# Task
Please count the lines below that contain the word "Students", and reply with that number alone.

Stored entries
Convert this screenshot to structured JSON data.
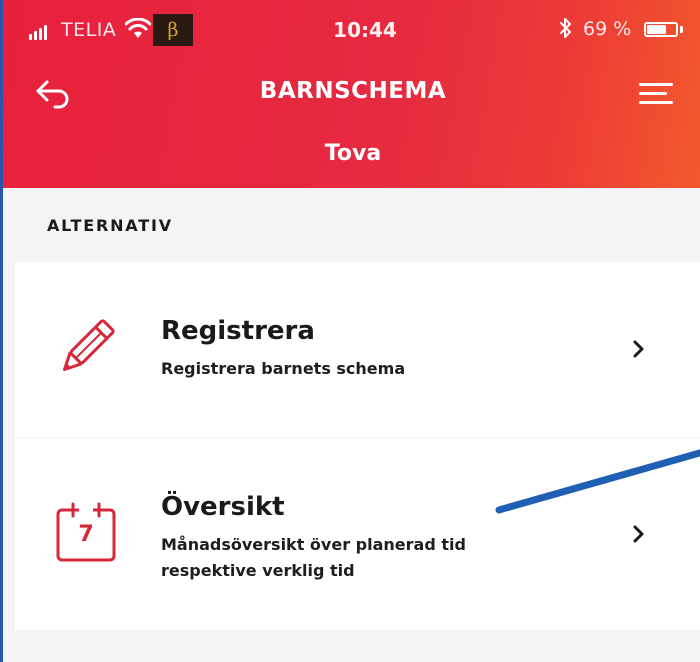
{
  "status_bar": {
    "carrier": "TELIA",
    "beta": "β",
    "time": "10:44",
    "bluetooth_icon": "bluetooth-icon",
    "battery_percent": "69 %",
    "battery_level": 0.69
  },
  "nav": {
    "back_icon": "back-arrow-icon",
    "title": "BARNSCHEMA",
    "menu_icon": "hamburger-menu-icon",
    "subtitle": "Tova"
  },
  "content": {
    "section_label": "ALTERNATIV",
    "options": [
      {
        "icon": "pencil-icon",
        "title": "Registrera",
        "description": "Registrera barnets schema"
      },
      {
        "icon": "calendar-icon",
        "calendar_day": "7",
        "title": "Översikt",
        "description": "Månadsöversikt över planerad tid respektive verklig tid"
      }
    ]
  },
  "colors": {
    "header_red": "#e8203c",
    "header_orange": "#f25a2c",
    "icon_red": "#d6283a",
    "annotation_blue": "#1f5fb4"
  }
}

...

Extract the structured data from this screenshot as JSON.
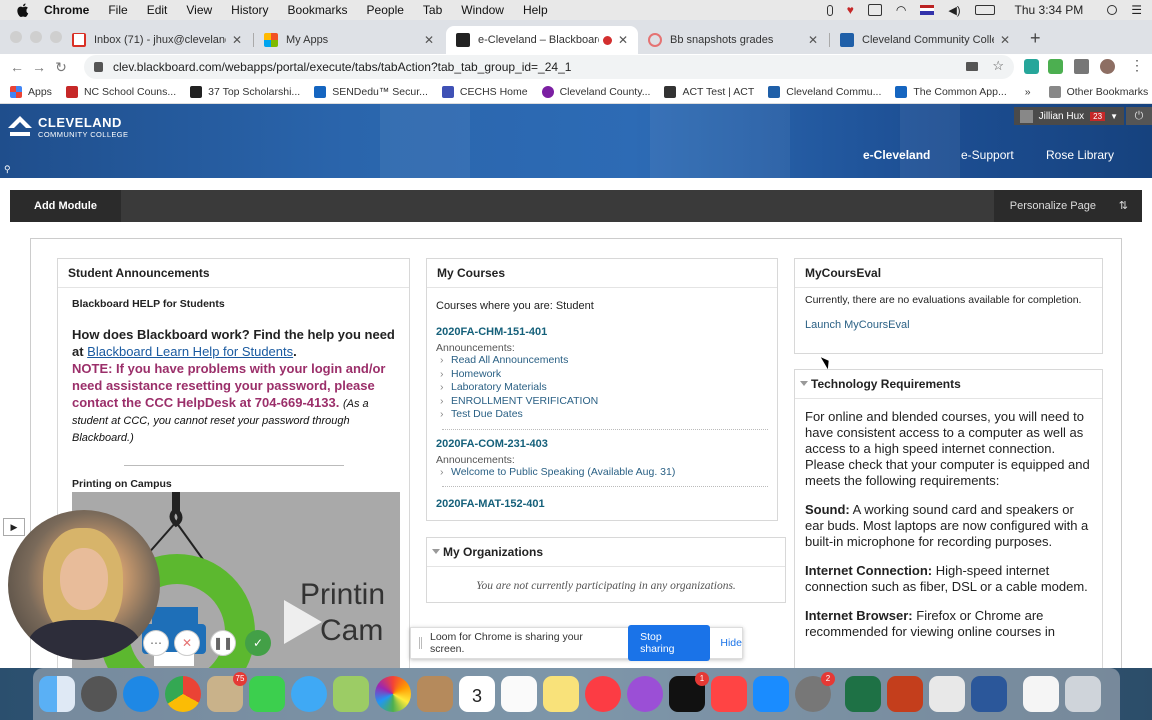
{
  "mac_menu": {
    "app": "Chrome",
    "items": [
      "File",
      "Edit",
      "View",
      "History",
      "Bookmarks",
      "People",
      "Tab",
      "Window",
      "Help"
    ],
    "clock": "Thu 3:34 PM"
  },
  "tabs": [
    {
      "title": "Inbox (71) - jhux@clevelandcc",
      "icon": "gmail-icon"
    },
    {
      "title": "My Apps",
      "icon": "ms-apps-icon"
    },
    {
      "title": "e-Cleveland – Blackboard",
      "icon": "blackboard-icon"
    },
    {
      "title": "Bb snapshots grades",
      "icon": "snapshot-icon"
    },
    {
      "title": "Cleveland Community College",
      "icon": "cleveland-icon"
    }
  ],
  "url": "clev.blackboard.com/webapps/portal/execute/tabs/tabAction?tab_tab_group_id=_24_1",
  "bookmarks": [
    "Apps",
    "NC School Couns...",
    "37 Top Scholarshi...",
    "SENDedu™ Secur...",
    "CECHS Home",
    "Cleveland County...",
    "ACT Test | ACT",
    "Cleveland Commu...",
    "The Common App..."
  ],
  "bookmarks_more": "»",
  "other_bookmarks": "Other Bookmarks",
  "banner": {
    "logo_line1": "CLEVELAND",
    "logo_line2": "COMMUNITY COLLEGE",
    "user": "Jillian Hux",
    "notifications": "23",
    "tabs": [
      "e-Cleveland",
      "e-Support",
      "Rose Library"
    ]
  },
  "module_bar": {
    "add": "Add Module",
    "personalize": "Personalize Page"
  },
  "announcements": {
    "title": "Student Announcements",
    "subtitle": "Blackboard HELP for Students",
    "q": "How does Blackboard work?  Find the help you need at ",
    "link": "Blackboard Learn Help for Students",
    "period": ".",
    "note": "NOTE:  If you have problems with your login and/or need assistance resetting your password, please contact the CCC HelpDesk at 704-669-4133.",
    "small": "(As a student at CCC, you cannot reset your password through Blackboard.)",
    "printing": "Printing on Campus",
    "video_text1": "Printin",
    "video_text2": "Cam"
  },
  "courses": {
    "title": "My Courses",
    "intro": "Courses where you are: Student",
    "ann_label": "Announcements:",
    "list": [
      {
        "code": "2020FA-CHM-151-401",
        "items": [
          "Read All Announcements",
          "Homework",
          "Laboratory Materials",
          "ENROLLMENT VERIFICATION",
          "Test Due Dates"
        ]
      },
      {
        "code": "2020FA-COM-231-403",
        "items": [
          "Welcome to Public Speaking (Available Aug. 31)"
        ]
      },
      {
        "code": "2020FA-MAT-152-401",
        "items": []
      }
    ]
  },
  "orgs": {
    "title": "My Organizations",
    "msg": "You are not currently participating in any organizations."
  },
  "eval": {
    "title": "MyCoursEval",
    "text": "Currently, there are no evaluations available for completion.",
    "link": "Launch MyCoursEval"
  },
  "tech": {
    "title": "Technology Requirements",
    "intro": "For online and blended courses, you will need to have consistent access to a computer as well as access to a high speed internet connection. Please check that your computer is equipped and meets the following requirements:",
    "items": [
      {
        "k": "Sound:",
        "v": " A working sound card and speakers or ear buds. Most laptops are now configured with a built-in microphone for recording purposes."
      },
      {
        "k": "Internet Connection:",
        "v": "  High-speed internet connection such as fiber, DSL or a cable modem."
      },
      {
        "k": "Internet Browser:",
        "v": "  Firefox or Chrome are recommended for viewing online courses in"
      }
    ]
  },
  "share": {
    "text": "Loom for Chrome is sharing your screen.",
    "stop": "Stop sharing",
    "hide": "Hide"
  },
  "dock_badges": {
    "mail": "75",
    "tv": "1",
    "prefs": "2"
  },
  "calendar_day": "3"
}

# Correct output
2